:: TASK ::
Give the number of lines below that contain the word "marker", and nothing else.

:: GIVEN ENTRIES ::
******

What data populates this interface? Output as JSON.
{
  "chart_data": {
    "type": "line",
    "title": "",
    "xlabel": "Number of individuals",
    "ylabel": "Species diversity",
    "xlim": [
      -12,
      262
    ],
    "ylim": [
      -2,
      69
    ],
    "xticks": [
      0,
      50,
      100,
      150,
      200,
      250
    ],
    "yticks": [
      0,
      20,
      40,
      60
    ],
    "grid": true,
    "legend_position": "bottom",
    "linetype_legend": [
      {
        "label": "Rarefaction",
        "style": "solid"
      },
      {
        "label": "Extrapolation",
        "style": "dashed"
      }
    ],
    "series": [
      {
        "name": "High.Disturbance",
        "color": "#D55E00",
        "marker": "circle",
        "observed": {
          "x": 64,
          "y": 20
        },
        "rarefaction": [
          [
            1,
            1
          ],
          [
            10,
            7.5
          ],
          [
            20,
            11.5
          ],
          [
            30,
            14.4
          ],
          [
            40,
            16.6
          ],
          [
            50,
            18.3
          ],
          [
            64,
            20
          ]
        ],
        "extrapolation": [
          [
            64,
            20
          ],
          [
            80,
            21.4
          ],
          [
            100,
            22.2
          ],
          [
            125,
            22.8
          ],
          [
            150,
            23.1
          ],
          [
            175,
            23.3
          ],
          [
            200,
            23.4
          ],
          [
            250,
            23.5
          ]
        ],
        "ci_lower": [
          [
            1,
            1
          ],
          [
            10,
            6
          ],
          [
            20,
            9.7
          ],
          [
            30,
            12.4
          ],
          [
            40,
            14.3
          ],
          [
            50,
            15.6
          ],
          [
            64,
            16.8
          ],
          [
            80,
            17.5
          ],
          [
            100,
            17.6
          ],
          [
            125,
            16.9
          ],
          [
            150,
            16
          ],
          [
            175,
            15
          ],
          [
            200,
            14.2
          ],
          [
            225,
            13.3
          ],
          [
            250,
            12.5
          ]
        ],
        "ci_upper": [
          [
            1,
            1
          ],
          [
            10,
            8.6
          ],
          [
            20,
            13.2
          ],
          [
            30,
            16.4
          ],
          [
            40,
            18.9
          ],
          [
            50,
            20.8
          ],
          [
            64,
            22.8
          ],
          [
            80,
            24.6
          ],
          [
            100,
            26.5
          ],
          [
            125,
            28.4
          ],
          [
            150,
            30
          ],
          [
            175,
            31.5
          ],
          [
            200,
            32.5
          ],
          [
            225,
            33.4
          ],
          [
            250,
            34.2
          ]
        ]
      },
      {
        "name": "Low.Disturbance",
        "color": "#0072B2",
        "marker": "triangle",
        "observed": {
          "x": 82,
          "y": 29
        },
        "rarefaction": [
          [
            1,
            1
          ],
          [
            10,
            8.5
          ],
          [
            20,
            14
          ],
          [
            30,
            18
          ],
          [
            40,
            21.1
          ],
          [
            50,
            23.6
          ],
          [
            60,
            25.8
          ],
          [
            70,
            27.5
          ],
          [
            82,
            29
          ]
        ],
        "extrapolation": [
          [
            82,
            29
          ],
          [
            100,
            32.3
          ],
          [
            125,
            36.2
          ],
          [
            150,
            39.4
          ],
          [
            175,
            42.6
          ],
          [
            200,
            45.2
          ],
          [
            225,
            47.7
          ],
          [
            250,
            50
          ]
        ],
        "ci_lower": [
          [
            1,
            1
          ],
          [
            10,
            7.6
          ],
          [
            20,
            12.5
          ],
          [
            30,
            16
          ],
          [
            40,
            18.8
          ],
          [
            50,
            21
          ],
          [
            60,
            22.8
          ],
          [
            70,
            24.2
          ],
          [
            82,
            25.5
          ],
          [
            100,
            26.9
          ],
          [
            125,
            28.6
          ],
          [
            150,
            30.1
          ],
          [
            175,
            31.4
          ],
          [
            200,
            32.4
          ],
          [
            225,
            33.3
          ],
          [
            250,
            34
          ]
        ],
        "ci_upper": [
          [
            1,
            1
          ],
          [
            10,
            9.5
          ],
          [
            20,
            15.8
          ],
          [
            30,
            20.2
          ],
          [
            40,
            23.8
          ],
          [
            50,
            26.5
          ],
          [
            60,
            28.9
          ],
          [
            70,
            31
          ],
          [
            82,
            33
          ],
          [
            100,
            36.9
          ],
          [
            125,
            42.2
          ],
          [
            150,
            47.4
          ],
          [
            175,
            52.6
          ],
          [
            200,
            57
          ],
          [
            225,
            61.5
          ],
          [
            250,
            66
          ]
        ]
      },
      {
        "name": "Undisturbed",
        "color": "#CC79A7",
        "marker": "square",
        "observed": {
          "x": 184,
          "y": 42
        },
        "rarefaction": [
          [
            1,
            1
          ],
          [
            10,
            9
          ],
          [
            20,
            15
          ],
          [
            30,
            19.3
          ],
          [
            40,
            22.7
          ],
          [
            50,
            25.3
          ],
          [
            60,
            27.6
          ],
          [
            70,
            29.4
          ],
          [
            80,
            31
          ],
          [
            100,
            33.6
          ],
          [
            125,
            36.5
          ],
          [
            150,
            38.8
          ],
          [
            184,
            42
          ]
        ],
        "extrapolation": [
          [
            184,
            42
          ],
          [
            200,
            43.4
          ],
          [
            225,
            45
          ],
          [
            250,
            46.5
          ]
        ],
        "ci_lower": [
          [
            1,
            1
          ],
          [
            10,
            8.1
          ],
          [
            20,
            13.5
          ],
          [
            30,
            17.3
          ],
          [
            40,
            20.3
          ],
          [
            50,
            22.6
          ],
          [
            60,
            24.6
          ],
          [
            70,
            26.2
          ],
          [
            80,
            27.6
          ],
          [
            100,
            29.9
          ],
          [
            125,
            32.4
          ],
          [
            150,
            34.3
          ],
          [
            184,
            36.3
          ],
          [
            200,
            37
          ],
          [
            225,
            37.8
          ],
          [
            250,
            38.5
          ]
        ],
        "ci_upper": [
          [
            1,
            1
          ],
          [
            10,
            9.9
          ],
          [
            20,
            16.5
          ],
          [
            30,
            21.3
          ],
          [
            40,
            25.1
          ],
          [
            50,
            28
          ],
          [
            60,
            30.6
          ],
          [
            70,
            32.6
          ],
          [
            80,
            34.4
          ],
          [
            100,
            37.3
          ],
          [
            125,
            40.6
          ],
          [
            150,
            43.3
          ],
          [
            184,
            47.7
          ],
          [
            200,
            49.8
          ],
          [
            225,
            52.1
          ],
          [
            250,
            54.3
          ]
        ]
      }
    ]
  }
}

******

:: REPLY ::
3